## start

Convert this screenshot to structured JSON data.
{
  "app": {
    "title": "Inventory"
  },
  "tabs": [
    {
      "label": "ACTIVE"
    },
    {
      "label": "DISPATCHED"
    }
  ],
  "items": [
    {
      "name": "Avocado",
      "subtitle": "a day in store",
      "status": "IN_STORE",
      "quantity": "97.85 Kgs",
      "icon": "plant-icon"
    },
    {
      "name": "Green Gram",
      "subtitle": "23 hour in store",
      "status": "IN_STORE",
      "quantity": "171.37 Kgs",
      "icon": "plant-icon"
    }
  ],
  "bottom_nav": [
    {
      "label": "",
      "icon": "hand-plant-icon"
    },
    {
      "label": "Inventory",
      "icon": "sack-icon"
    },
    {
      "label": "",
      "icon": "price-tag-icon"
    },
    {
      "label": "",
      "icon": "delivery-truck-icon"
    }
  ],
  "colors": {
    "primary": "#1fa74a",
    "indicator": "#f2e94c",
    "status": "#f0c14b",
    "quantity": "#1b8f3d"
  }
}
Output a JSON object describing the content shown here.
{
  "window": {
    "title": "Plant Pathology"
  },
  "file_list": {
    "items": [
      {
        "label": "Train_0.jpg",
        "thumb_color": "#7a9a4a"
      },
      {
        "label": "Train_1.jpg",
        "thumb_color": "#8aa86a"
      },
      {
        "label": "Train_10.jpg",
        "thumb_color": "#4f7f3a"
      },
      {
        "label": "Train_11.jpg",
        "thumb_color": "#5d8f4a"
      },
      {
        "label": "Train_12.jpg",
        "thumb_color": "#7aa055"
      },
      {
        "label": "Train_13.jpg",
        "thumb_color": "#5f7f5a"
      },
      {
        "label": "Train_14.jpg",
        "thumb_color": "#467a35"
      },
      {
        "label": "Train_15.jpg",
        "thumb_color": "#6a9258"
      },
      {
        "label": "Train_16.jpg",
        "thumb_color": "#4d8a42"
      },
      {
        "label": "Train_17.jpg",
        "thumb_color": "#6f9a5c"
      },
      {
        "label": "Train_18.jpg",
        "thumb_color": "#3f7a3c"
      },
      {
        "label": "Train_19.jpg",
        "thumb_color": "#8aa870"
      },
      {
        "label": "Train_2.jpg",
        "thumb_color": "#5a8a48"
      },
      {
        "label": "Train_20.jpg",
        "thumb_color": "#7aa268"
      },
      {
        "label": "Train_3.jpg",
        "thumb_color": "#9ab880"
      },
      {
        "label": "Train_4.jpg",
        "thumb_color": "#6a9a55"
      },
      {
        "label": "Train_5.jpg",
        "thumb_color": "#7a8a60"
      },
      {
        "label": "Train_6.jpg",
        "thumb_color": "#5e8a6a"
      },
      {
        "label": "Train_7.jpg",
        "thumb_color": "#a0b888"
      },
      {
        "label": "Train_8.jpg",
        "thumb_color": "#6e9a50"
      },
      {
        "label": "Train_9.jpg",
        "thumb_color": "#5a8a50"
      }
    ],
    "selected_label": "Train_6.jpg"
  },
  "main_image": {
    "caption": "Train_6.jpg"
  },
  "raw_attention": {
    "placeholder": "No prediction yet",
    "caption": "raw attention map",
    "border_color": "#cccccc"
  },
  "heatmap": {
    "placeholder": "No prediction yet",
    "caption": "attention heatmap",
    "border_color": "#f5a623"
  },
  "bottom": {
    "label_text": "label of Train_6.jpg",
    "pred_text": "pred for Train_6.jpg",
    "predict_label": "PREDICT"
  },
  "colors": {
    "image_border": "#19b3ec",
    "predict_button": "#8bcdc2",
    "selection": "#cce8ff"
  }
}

## end

Task description: Please output every record, keeping each line exact.

The completed task:
Convert this screenshot to structured JSON data.
{
  "app": {
    "title": "Inventory"
  },
  "tabs": [
    {
      "label": "ACTIVE"
    },
    {
      "label": "DISPATCHED"
    }
  ],
  "items": [
    {
      "name": "Avocado",
      "subtitle": "a day in store",
      "status": "IN_STORE",
      "quantity": "97.85 Kgs",
      "icon": "plant-icon"
    },
    {
      "name": "Green Gram",
      "subtitle": "23 hour in store",
      "status": "IN_STORE",
      "quantity": "171.37 Kgs",
      "icon": "plant-icon"
    }
  ],
  "bottom_nav": [
    {
      "label": "",
      "icon": "hand-plant-icon"
    },
    {
      "label": "Inventory",
      "icon": "sack-icon"
    },
    {
      "label": "",
      "icon": "price-tag-icon"
    },
    {
      "label": "",
      "icon": "delivery-truck-icon"
    }
  ],
  "colors": {
    "primary": "#1fa74a",
    "indicator": "#f2e94c",
    "status": "#f0c14b",
    "quantity": "#1b8f3d"
  }
}
Output a JSON object describing the content shown here.
{
  "window": {
    "title": "Plant Pathology"
  },
  "file_list": {
    "items": [
      {
        "label": "Train_0.jpg",
        "thumb_color": "#7a9a4a"
      },
      {
        "label": "Train_1.jpg",
        "thumb_color": "#8aa86a"
      },
      {
        "label": "Train_10.jpg",
        "thumb_color": "#4f7f3a"
      },
      {
        "label": "Train_11.jpg",
        "thumb_color": "#5d8f4a"
      },
      {
        "label": "Train_12.jpg",
        "thumb_color": "#7aa055"
      },
      {
        "label": "Train_13.jpg",
        "thumb_color": "#5f7f5a"
      },
      {
        "label": "Train_14.jpg",
        "thumb_color": "#467a35"
      },
      {
        "label": "Train_15.jpg",
        "thumb_color": "#6a9258"
      },
      {
        "label": "Train_16.jpg",
        "thumb_color": "#4d8a42"
      },
      {
        "label": "Train_17.jpg",
        "thumb_color": "#6f9a5c"
      },
      {
        "label": "Train_18.jpg",
        "thumb_color": "#3f7a3c"
      },
      {
        "label": "Train_19.jpg",
        "thumb_color": "#8aa870"
      },
      {
        "label": "Train_2.jpg",
        "thumb_color": "#5a8a48"
      },
      {
        "label": "Train_20.jpg",
        "thumb_color": "#7aa268"
      },
      {
        "label": "Train_3.jpg",
        "thumb_color": "#9ab880"
      },
      {
        "label": "Train_4.jpg",
        "thumb_color": "#6a9a55"
      },
      {
        "label": "Train_5.jpg",
        "thumb_color": "#7a8a60"
      },
      {
        "label": "Train_6.jpg",
        "thumb_color": "#5e8a6a"
      },
      {
        "label": "Train_7.jpg",
        "thumb_color": "#a0b888"
      },
      {
        "label": "Train_8.jpg",
        "thumb_color": "#6e9a50"
      },
      {
        "label": "Train_9.jpg",
        "thumb_color": "#5a8a50"
      }
    ],
    "selected_label": "Train_6.jpg"
  },
  "main_image": {
    "caption": "Train_6.jpg"
  },
  "raw_attention": {
    "placeholder": "No prediction yet",
    "caption": "raw attention map",
    "border_color": "#cccccc"
  },
  "heatmap": {
    "placeholder": "No prediction yet",
    "caption": "attention heatmap",
    "border_color": "#f5a623"
  },
  "bottom": {
    "label_text": "label of Train_6.jpg",
    "pred_text": "pred for Train_6.jpg",
    "predict_label": "PREDICT"
  },
  "colors": {
    "image_border": "#19b3ec",
    "predict_button": "#8bcdc2",
    "selection": "#cce8ff"
  }
}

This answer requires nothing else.